| Given information |
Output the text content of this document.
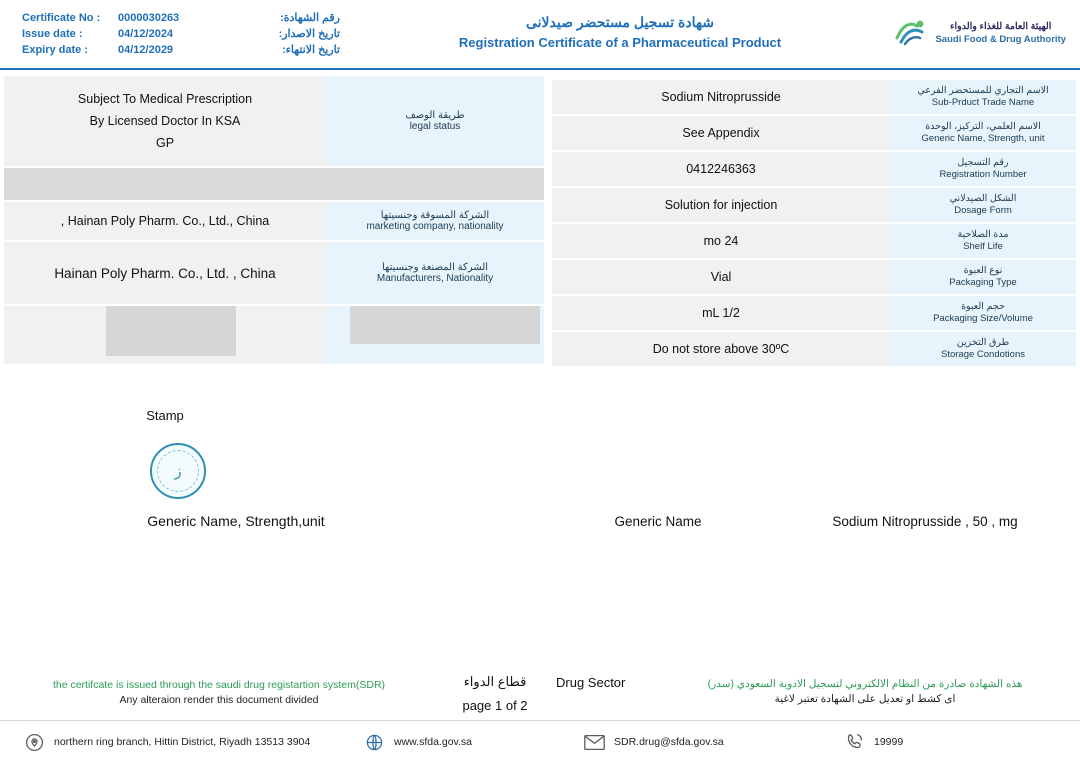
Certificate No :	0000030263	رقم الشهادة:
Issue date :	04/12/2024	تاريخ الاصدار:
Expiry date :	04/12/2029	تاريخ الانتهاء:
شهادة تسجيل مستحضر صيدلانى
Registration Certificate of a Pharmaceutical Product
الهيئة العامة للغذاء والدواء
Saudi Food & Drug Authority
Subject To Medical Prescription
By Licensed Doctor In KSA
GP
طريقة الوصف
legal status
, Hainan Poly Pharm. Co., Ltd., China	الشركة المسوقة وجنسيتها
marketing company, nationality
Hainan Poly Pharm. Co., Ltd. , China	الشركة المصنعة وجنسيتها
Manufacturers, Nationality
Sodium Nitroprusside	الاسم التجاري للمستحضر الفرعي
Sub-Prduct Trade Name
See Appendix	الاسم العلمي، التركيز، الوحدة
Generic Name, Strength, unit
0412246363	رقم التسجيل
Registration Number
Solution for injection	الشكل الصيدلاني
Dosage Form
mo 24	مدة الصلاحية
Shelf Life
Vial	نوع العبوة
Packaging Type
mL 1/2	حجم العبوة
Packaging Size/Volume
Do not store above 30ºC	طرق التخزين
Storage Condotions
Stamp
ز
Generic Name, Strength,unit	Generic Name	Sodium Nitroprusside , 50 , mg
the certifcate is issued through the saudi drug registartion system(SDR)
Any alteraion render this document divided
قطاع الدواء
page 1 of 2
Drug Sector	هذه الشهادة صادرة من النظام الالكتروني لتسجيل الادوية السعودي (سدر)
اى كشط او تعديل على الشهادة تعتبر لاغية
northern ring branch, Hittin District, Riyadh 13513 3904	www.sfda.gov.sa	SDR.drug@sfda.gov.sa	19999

...

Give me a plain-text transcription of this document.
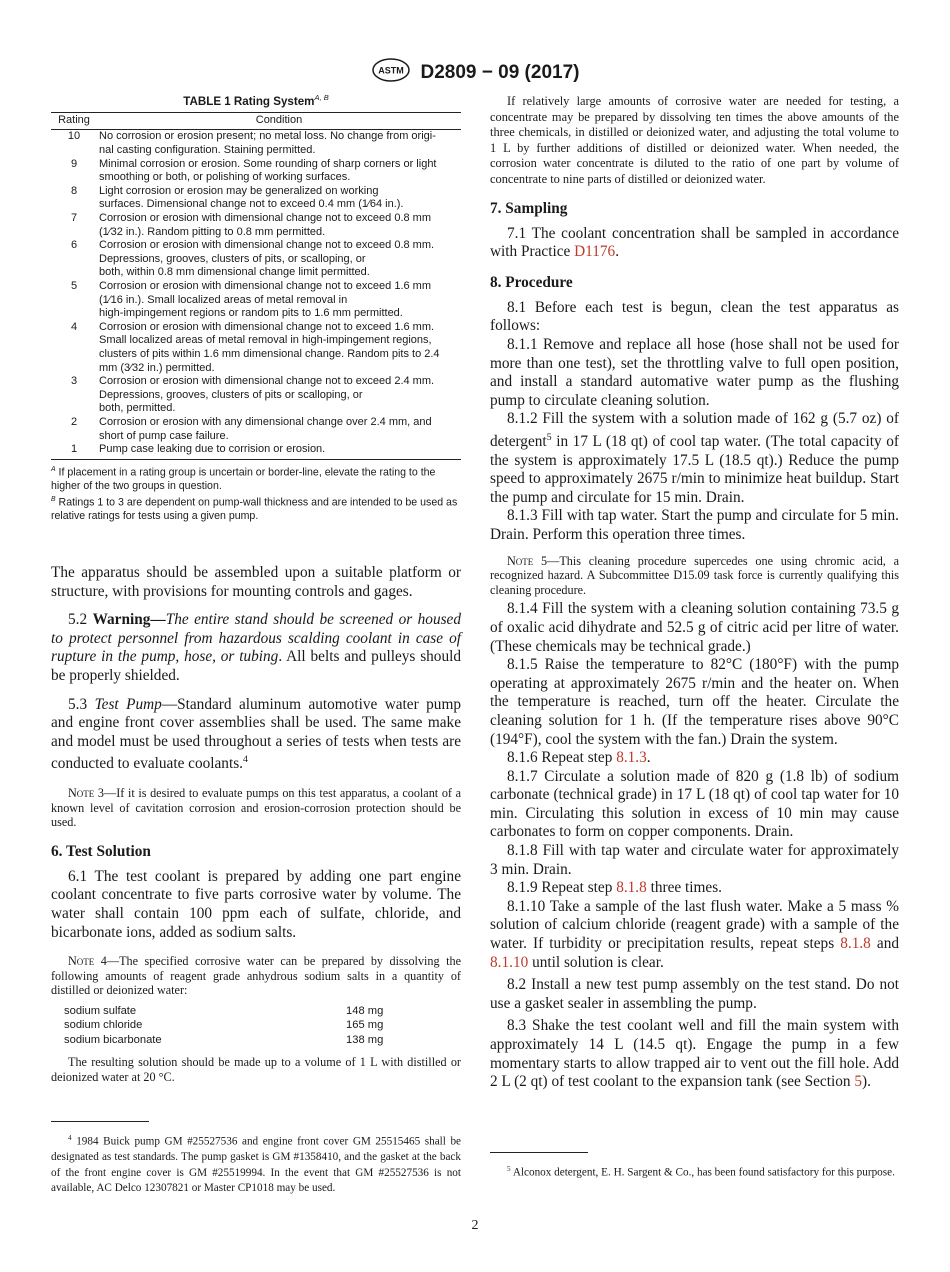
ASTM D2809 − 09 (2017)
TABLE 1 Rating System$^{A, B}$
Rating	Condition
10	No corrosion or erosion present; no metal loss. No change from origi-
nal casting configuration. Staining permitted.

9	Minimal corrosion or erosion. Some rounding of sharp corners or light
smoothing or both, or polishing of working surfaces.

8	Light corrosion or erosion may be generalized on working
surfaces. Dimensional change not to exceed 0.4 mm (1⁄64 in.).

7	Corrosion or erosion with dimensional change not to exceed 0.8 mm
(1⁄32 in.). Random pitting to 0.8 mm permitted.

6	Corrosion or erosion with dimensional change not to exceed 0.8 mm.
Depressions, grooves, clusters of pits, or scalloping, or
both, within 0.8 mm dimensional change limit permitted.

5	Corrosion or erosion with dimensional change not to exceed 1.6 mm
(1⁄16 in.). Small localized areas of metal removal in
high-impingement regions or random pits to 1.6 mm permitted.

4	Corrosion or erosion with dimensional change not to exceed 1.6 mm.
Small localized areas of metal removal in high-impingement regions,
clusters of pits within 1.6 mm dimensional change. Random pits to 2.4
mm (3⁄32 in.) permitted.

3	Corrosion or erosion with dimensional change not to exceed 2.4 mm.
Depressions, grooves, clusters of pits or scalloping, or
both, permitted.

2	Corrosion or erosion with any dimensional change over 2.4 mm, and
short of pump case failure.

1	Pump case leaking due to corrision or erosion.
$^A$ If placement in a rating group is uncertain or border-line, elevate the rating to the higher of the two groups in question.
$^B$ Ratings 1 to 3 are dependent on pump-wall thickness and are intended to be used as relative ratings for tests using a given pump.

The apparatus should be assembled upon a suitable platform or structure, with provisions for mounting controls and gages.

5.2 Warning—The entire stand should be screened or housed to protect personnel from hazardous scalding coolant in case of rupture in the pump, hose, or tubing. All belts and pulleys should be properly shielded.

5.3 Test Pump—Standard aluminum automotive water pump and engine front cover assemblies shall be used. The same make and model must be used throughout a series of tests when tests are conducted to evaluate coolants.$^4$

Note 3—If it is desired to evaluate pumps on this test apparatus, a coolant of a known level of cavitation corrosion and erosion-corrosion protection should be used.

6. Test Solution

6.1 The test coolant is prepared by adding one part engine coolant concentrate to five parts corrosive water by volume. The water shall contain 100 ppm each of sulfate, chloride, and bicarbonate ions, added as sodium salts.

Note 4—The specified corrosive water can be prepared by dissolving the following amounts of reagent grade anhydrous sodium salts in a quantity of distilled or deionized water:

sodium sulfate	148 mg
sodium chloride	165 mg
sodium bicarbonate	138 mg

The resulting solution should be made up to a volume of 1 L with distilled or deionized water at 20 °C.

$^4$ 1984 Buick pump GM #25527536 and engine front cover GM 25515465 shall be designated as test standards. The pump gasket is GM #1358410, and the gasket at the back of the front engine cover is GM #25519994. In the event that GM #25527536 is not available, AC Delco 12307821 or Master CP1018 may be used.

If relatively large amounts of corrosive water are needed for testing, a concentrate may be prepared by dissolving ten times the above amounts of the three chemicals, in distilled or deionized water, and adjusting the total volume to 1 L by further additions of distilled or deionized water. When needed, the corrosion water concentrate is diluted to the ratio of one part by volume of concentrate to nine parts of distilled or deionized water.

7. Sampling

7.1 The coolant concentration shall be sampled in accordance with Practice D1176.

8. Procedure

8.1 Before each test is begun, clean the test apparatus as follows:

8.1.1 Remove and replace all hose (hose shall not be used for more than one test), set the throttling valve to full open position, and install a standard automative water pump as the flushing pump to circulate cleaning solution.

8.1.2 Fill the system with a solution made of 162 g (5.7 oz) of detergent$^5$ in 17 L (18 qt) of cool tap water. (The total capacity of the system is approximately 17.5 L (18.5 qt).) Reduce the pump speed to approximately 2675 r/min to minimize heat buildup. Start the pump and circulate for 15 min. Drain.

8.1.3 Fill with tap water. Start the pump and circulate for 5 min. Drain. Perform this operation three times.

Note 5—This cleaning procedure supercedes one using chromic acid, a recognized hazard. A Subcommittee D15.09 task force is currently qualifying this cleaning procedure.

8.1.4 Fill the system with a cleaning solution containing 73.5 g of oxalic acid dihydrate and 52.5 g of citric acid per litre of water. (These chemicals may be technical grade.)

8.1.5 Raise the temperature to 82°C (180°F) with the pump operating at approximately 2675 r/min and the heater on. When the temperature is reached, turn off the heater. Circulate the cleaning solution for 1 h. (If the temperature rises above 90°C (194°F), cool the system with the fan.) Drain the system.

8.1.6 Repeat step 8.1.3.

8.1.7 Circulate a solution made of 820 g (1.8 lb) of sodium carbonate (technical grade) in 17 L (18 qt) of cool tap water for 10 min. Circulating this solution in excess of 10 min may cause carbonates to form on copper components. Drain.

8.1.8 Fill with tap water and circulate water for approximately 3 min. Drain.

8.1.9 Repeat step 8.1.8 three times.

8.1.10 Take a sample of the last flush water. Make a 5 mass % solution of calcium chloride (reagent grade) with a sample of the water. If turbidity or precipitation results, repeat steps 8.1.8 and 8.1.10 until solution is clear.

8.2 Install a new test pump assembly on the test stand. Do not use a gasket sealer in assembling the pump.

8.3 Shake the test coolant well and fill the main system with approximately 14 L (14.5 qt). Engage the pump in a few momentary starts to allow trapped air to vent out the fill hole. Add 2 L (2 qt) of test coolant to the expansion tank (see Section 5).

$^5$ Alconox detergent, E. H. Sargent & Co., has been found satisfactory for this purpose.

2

| Exercise task |
Look through the listing above. Pick out each line with "bicarbonate" and copy it.

| Worked answer |
6.1 The test coolant is prepared by adding one part engine coolant concentrate to five parts corrosive water by volume. The water shall contain 100 ppm each of sulfate, chloride, and bicarbonate ions, added as sodium salts.
sodium bicarbonate	138 mg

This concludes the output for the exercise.